Problem: Write every entry out again exactly, please, and skip the pictures.

Records to use:
*****

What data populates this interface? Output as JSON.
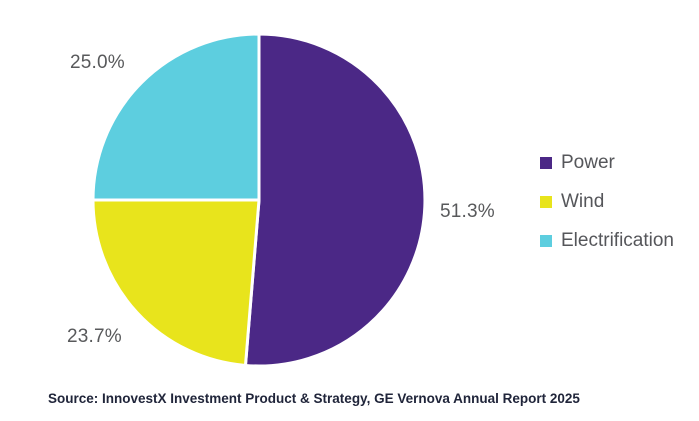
{
  "chart_data": {
    "type": "pie",
    "title": "",
    "start_angle_deg": 0,
    "direction": "clockwise",
    "legend_position": "right",
    "separator_color": "#FFFFFF",
    "slices": [
      {
        "name": "Power",
        "value": 51.3,
        "label": "51.3%",
        "color": "#4B2886"
      },
      {
        "name": "Wind",
        "value": 23.7,
        "label": "23.7%",
        "color": "#E8E41C"
      },
      {
        "name": "Electrification",
        "value": 25.0,
        "label": "25.0%",
        "color": "#5DCEDF"
      }
    ]
  },
  "source": {
    "text": "Source: InnovestX Investment Product & Strategy, GE Vernova Annual Report 2025"
  }
}
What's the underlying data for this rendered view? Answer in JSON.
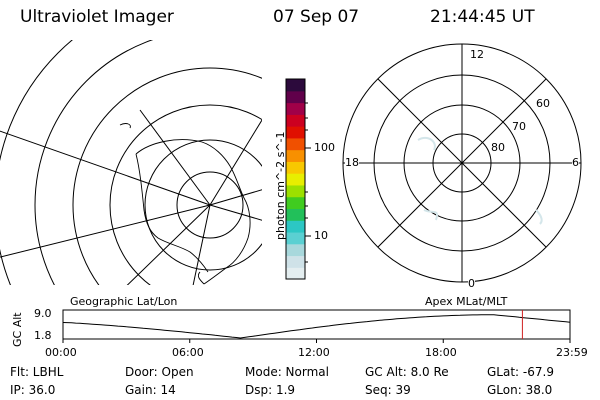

*****

Complete response:
What data populates this interface? Output as JSON.
{
  "chart_data": {
    "type": "pie",
    "title": "",
    "start_angle_deg": 0,
    "direction": "clockwise",
    "legend_position": "right",
    "separator_color": "#FFFFFF",
    "slices": [
      {
        "name": "Power",
        "value": 51.3,
        "label": "51.3%",
        "color": "#4B2886"
      },
      {
        "name": "Wind",
        "value": 23.7,
        "label": "23.7%",
        "color": "#E8E41C"
      },
      {
        "name": "Electrification",
        "value": 25.0,
        "label": "25.0%",
        "color": "#5DCEDF"
      }
    ]
  },
  "source": {
    "text": "Source: InnovestX Investment Product & Strategy, GE Vernova Annual Report 2025"
  }
}
What's the underlying data for this rendered view? Answer in JSON.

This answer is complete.